What is required:
Transcribe the data that follows precisely, omitting nothing.

===== Information shown =====

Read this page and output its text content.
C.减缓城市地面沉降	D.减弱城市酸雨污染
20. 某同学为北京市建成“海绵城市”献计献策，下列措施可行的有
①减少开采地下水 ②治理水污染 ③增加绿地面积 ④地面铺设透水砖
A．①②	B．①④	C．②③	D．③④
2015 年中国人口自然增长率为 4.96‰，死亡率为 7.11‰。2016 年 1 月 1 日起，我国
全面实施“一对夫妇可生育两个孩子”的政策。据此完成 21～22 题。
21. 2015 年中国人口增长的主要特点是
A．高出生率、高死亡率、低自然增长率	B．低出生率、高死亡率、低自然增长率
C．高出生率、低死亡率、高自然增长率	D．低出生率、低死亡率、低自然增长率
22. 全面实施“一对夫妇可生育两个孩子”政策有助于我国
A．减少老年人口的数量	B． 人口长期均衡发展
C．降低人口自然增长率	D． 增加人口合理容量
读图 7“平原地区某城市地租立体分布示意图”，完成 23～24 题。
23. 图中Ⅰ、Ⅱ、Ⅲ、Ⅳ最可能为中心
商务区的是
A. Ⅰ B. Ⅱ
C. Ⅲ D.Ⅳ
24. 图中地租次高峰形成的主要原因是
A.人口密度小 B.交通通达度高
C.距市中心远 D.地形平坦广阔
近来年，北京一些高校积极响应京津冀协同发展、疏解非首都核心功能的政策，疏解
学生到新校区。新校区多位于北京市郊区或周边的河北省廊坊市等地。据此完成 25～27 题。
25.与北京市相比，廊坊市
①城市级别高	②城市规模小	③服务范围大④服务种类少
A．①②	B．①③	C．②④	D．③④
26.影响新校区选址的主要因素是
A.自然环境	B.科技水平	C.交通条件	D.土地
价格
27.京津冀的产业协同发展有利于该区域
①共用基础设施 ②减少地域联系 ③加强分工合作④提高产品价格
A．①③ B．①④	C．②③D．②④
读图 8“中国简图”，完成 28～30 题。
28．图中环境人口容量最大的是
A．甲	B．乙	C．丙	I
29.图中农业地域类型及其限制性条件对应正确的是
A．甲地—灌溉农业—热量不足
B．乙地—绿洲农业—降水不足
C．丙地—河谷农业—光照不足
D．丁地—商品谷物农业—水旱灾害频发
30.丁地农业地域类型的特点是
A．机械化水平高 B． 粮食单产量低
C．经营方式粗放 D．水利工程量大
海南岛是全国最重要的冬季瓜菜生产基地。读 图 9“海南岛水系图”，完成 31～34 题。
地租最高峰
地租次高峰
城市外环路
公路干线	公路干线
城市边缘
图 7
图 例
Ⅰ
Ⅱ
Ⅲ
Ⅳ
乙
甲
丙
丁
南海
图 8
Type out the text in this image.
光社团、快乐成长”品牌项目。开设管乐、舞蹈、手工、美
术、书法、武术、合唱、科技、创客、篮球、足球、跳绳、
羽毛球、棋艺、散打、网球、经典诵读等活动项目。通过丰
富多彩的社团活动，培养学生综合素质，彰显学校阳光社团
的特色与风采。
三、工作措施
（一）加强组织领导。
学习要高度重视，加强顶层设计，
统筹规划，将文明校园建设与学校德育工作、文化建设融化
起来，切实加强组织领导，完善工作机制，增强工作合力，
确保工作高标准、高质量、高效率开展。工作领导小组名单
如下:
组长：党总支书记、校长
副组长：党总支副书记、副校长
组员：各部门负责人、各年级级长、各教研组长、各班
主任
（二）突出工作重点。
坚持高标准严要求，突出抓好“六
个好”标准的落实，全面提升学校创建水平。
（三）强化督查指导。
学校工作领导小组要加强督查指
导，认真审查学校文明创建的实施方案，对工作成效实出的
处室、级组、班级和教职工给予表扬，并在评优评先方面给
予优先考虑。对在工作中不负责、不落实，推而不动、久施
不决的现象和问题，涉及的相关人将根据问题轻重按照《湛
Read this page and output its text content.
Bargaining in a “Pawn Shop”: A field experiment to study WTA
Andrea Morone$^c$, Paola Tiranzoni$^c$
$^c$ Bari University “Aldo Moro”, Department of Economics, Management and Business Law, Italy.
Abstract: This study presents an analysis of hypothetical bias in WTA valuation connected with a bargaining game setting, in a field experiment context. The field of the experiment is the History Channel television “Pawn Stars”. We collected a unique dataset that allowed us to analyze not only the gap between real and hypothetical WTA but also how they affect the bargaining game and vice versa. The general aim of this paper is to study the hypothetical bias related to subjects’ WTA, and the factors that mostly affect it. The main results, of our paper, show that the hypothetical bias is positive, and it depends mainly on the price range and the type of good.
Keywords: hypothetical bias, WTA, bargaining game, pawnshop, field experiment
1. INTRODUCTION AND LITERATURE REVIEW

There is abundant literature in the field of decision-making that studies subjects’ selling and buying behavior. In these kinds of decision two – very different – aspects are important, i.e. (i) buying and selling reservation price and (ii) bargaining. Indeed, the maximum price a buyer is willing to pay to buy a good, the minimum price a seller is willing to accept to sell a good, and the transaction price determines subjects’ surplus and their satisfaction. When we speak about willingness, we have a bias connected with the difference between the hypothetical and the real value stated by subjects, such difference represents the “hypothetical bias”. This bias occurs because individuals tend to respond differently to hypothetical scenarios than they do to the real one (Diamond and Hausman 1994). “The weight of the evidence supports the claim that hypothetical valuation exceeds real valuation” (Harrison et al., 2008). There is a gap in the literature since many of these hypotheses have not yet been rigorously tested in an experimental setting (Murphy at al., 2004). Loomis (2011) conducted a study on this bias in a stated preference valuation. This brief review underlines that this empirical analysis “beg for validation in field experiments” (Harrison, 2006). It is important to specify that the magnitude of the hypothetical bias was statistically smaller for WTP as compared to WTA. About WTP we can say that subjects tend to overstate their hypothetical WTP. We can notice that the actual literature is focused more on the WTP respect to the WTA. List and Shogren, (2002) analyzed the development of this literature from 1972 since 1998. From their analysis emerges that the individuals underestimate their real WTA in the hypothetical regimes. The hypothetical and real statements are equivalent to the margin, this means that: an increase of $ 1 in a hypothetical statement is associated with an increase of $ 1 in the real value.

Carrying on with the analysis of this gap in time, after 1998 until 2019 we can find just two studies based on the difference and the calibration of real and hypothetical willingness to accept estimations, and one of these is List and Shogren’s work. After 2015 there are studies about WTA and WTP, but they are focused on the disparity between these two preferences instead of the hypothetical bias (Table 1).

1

=====

Full response:
Read this page and output its text content.
C.减缓城市地面沉降	D.减弱城市酸雨污染
20. 某同学为北京市建成“海绵城市”献计献策，下列措施可行的有
①减少开采地下水 ②治理水污染 ③增加绿地面积 ④地面铺设透水砖
A．①②	B．①④	C．②③	D．③④
2015 年中国人口自然增长率为 4.96‰，死亡率为 7.11‰。2016 年 1 月 1 日起，我国
全面实施“一对夫妇可生育两个孩子”的政策。据此完成 21～22 题。
21. 2015 年中国人口增长的主要特点是
A．高出生率、高死亡率、低自然增长率	B．低出生率、高死亡率、低自然增长率
C．高出生率、低死亡率、高自然增长率	D．低出生率、低死亡率、低自然增长率
22. 全面实施“一对夫妇可生育两个孩子”政策有助于我国
A．减少老年人口的数量	B． 人口长期均衡发展
C．降低人口自然增长率	D． 增加人口合理容量
读图 7“平原地区某城市地租立体分布示意图”，完成 23～24 题。
23. 图中Ⅰ、Ⅱ、Ⅲ、Ⅳ最可能为中心
商务区的是
A. Ⅰ B. Ⅱ
C. Ⅲ D.Ⅳ
24. 图中地租次高峰形成的主要原因是
A.人口密度小 B.交通通达度高
C.距市中心远 D.地形平坦广阔
近来年，北京一些高校积极响应京津冀协同发展、疏解非首都核心功能的政策，疏解
学生到新校区。新校区多位于北京市郊区或周边的河北省廊坊市等地。据此完成 25～27 题。
25.与北京市相比，廊坊市
①城市级别高	②城市规模小	③服务范围大④服务种类少
A．①②	B．①③	C．②④	D．③④
26.影响新校区选址的主要因素是
A.自然环境	B.科技水平	C.交通条件	D.土地
价格
27.京津冀的产业协同发展有利于该区域
①共用基础设施 ②减少地域联系 ③加强分工合作④提高产品价格
A．①③ B．①④	C．②③D．②④
读图 8“中国简图”，完成 28～30 题。
28．图中环境人口容量最大的是
A．甲	B．乙	C．丙	I
29.图中农业地域类型及其限制性条件对应正确的是
A．甲地—灌溉农业—热量不足
B．乙地—绿洲农业—降水不足
C．丙地—河谷农业—光照不足
D．丁地—商品谷物农业—水旱灾害频发
30.丁地农业地域类型的特点是
A．机械化水平高 B． 粮食单产量低
C．经营方式粗放 D．水利工程量大
海南岛是全国最重要的冬季瓜菜生产基地。读 图 9“海南岛水系图”，完成 31～34 题。
地租最高峰
地租次高峰
城市外环路
公路干线	公路干线
城市边缘
图 7
图 例
Ⅰ
Ⅱ
Ⅲ
Ⅳ
乙
甲
丙
丁
南海
图 8
Type out the text in this image.
光社团、快乐成长”品牌项目。开设管乐、舞蹈、手工、美
术、书法、武术、合唱、科技、创客、篮球、足球、跳绳、
羽毛球、棋艺、散打、网球、经典诵读等活动项目。通过丰
富多彩的社团活动，培养学生综合素质，彰显学校阳光社团
的特色与风采。
三、工作措施
（一）加强组织领导。
学习要高度重视，加强顶层设计，
统筹规划，将文明校园建设与学校德育工作、文化建设融化
起来，切实加强组织领导，完善工作机制，增强工作合力，
确保工作高标准、高质量、高效率开展。工作领导小组名单
如下:
组长：党总支书记、校长
副组长：党总支副书记、副校长
组员：各部门负责人、各年级级长、各教研组长、各班
主任
（二）突出工作重点。
坚持高标准严要求，突出抓好“六
个好”标准的落实，全面提升学校创建水平。
（三）强化督查指导。
学校工作领导小组要加强督查指
导，认真审查学校文明创建的实施方案，对工作成效实出的
处室、级组、班级和教职工给予表扬，并在评优评先方面给
予优先考虑。对在工作中不负责、不落实，推而不动、久施
不决的现象和问题，涉及的相关人将根据问题轻重按照《湛
Read this page and output its text content.
Bargaining in a “Pawn Shop”: A field experiment to study WTA
Andrea Morone$^c$, Paola Tiranzoni$^c$
$^c$ Bari University “Aldo Moro”, Department of Economics, Management and Business Law, Italy.
Abstract: This study presents an analysis of hypothetical bias in WTA valuation connected with a bargaining game setting, in a field experiment context. The field of the experiment is the History Channel television “Pawn Stars”. We collected a unique dataset that allowed us to analyze not only the gap between real and hypothetical WTA but also how they affect the bargaining game and vice versa. The general aim of this paper is to study the hypothetical bias related to subjects’ WTA, and the factors that mostly affect it. The main results, of our paper, show that the hypothetical bias is positive, and it depends mainly on the price range and the type of good.
Keywords: hypothetical bias, WTA, bargaining game, pawnshop, field experiment
1. INTRODUCTION AND LITERATURE REVIEW

There is abundant literature in the field of decision-making that studies subjects’ selling and buying behavior. In these kinds of decision two – very different – aspects are important, i.e. (i) buying and selling reservation price and (ii) bargaining. Indeed, the maximum price a buyer is willing to pay to buy a good, the minimum price a seller is willing to accept to sell a good, and the transaction price determines subjects’ surplus and their satisfaction. When we speak about willingness, we have a bias connected with the difference between the hypothetical and the real value stated by subjects, such difference represents the “hypothetical bias”. This bias occurs because individuals tend to respond differently to hypothetical scenarios than they do to the real one (Diamond and Hausman 1994). “The weight of the evidence supports the claim that hypothetical valuation exceeds real valuation” (Harrison et al., 2008). There is a gap in the literature since many of these hypotheses have not yet been rigorously tested in an experimental setting (Murphy at al., 2004). Loomis (2011) conducted a study on this bias in a stated preference valuation. This brief review underlines that this empirical analysis “beg for validation in field experiments” (Harrison, 2006). It is important to specify that the magnitude of the hypothetical bias was statistically smaller for WTP as compared to WTA. About WTP we can say that subjects tend to overstate their hypothetical WTP. We can notice that the actual literature is focused more on the WTP respect to the WTA. List and Shogren, (2002) analyzed the development of this literature from 1972 since 1998. From their analysis emerges that the individuals underestimate their real WTA in the hypothetical regimes. The hypothetical and real statements are equivalent to the margin, this means that: an increase of $ 1 in a hypothetical statement is associated with an increase of $ 1 in the real value.

Carrying on with the analysis of this gap in time, after 1998 until 2019 we can find just two studies based on the difference and the calibration of real and hypothetical willingness to accept estimations, and one of these is List and Shogren’s work. After 2015 there are studies about WTA and WTP, but they are focused on the disparity between these two preferences instead of the hypothetical bias (Table 1).

1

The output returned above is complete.